START
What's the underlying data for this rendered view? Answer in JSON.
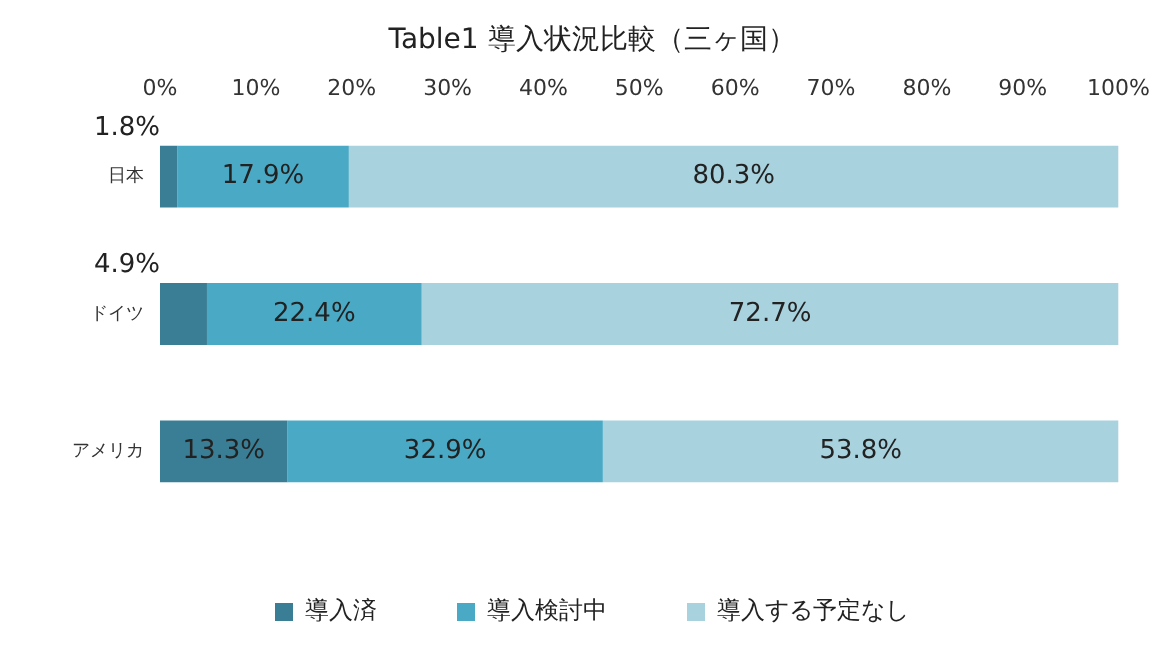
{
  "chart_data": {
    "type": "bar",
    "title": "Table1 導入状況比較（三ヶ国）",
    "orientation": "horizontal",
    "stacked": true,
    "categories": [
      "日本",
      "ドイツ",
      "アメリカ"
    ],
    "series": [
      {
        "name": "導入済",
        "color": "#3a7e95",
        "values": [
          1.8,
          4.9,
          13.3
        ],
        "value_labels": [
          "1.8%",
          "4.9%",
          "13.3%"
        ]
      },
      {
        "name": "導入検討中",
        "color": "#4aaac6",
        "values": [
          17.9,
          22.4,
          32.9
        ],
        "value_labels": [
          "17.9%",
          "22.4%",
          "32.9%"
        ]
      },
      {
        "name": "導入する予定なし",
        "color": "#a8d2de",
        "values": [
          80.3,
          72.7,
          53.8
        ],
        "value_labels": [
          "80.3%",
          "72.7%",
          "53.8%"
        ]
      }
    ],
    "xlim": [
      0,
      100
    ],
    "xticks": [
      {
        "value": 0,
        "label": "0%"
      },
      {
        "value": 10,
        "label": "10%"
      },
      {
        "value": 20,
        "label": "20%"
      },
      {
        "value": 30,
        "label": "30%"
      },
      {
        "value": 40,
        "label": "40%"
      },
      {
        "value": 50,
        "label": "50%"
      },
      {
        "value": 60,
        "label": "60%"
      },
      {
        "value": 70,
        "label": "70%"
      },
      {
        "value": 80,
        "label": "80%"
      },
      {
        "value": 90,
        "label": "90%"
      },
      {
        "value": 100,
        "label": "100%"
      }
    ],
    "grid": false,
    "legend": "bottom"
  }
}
END
● REQUIRED WORK
Quote the data above in full, leaving out the pictures it holds.

● OUTPUT
What's the underlying data for this rendered view? Answer in JSON.
{
  "chart_data": {
    "type": "bar",
    "title": "Table1 導入状況比較（三ヶ国）",
    "orientation": "horizontal",
    "stacked": true,
    "categories": [
      "日本",
      "ドイツ",
      "アメリカ"
    ],
    "series": [
      {
        "name": "導入済",
        "color": "#3a7e95",
        "values": [
          1.8,
          4.9,
          13.3
        ],
        "value_labels": [
          "1.8%",
          "4.9%",
          "13.3%"
        ]
      },
      {
        "name": "導入検討中",
        "color": "#4aaac6",
        "values": [
          17.9,
          22.4,
          32.9
        ],
        "value_labels": [
          "17.9%",
          "22.4%",
          "32.9%"
        ]
      },
      {
        "name": "導入する予定なし",
        "color": "#a8d2de",
        "values": [
          80.3,
          72.7,
          53.8
        ],
        "value_labels": [
          "80.3%",
          "72.7%",
          "53.8%"
        ]
      }
    ],
    "xlim": [
      0,
      100
    ],
    "xticks": [
      {
        "value": 0,
        "label": "0%"
      },
      {
        "value": 10,
        "label": "10%"
      },
      {
        "value": 20,
        "label": "20%"
      },
      {
        "value": 30,
        "label": "30%"
      },
      {
        "value": 40,
        "label": "40%"
      },
      {
        "value": 50,
        "label": "50%"
      },
      {
        "value": 60,
        "label": "60%"
      },
      {
        "value": 70,
        "label": "70%"
      },
      {
        "value": 80,
        "label": "80%"
      },
      {
        "value": 90,
        "label": "90%"
      },
      {
        "value": 100,
        "label": "100%"
      }
    ],
    "grid": false,
    "legend": "bottom"
  }
}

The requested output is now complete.